◆ Challenge ◆
Return all lines where the word "this" can be found.

— Begin Records to process —

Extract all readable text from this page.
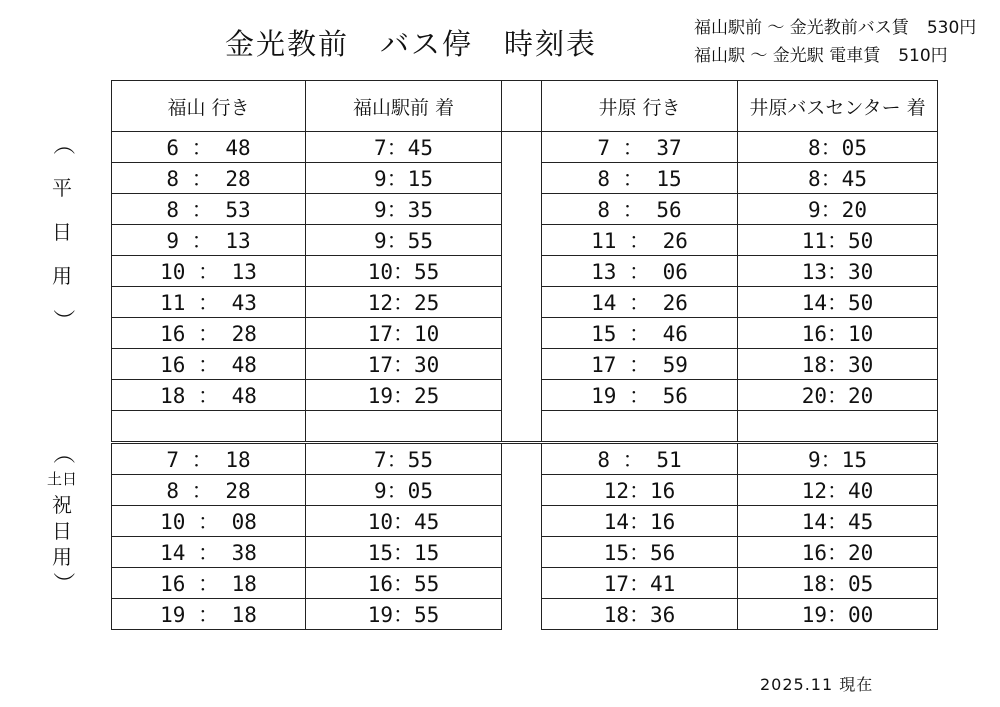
金光教前　バス停　時刻表	福山駅前 〜 金光教前バス賃 530円
福山駅 〜 金光駅 電車賃 510円
（
平
日
用
）
（
土日
祝
日
用
）
福山 行き	福山駅前 着		井原 行き	井原バスセンター 着
6 ： 48	7：45		7 ： 37	8：05
8 ： 28	9：15		8 ： 15	8：45
8 ： 53	9：35		8 ： 56	9：20
9 ： 13	9：55		11 ： 26	11：50
10 ： 13	10：55		13 ： 06	13：30
11 ： 43	12：25		14 ： 26	14：50
16 ： 28	17：10		15 ： 46	16：10
16 ： 48	17：30		17 ： 59	18：30
18 ： 48	19：25		19 ： 56	20：20

7 ： 18	7：55		8 ： 51	9：15
8 ： 28	9：05		12：16	12：40
10 ： 08	10：45		14：16	14：45
14 ： 38	15：15		15：56	16：20
16 ： 18	16：55		17：41	18：05
19 ： 18	19：55		18：36	19：00
2025.11 現在
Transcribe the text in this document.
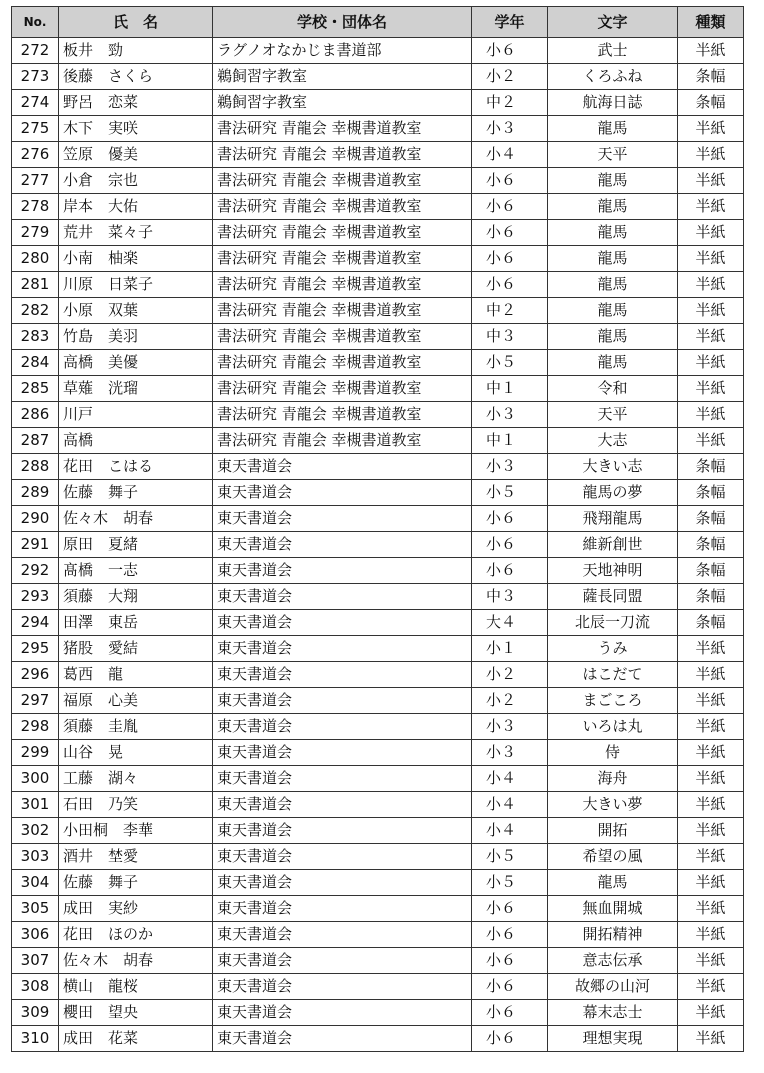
No.	氏　名	学校・団体名	学年	文字	種類
272	板井　勁	ラグノオなかじま書道部	小６	武士	半紙
273	後藤　さくら	鵜飼習字教室	小２	くろふね	条幅
274	野呂　恋菜	鵜飼習字教室	中２	航海日誌	条幅
275	木下　実咲	書法研究 青龍会 幸槻書道教室	小３	龍馬	半紙
276	笠原　優美	書法研究 青龍会 幸槻書道教室	小４	天平	半紙
277	小倉　宗也	書法研究 青龍会 幸槻書道教室	小６	龍馬	半紙
278	岸本　大佑	書法研究 青龍会 幸槻書道教室	小６	龍馬	半紙
279	荒井　菜々子	書法研究 青龍会 幸槻書道教室	小６	龍馬	半紙
280	小南　柚楽	書法研究 青龍会 幸槻書道教室	小６	龍馬	半紙
281	川原　日菜子	書法研究 青龍会 幸槻書道教室	小６	龍馬	半紙
282	小原　双葉	書法研究 青龍会 幸槻書道教室	中２	龍馬	半紙
283	竹島　美羽	書法研究 青龍会 幸槻書道教室	中３	龍馬	半紙
284	高橋　美優	書法研究 青龍会 幸槻書道教室	小５	龍馬	半紙
285	草薙　洸瑠	書法研究 青龍会 幸槻書道教室	中１	令和	半紙
286	川戸	書法研究 青龍会 幸槻書道教室	小３	天平	半紙
287	高橋	書法研究 青龍会 幸槻書道教室	中１	大志	半紙
288	花田　こはる	東天書道会	小３	大きい志	条幅
289	佐藤　舞子	東天書道会	小５	龍馬の夢	条幅
290	佐々木　胡春	東天書道会	小６	飛翔龍馬	条幅
291	原田　夏緒	東天書道会	小６	維新創世	条幅
292	髙橋　一志	東天書道会	小６	天地神明	条幅
293	須藤　大翔	東天書道会	中３	薩長同盟	条幅
294	田澤　東岳	東天書道会	大４	北辰一刀流	条幅
295	猪股　愛結	東天書道会	小１	うみ	半紙
296	葛西　龍	東天書道会	小２	はこだて	半紙
297	福原　心美	東天書道会	小２	まごころ	半紙
298	須藤　圭胤	東天書道会	小３	いろは丸	半紙
299	山谷　晃	東天書道会	小３	侍	半紙
300	工藤　湖々	東天書道会	小４	海舟	半紙
301	石田　乃笑	東天書道会	小４	大きい夢	半紙
302	小田桐　李華	東天書道会	小４	開拓	半紙
303	酒井　埜愛	東天書道会	小５	希望の風	半紙
304	佐藤　舞子	東天書道会	小５	龍馬	半紙
305	成田　実紗	東天書道会	小６	無血開城	半紙
306	花田　ほのか	東天書道会	小６	開拓精神	半紙
307	佐々木　胡春	東天書道会	小６	意志伝承	半紙
308	横山　龍桜	東天書道会	小６	故郷の山河	半紙
309	櫻田　望央	東天書道会	小６	幕末志士	半紙
310	成田　花菜	東天書道会	小６	理想実現	半紙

— End Records to process —

◆ Response to the exercise ◆
Extract all readable text from this page.
Transcribe the text in this document.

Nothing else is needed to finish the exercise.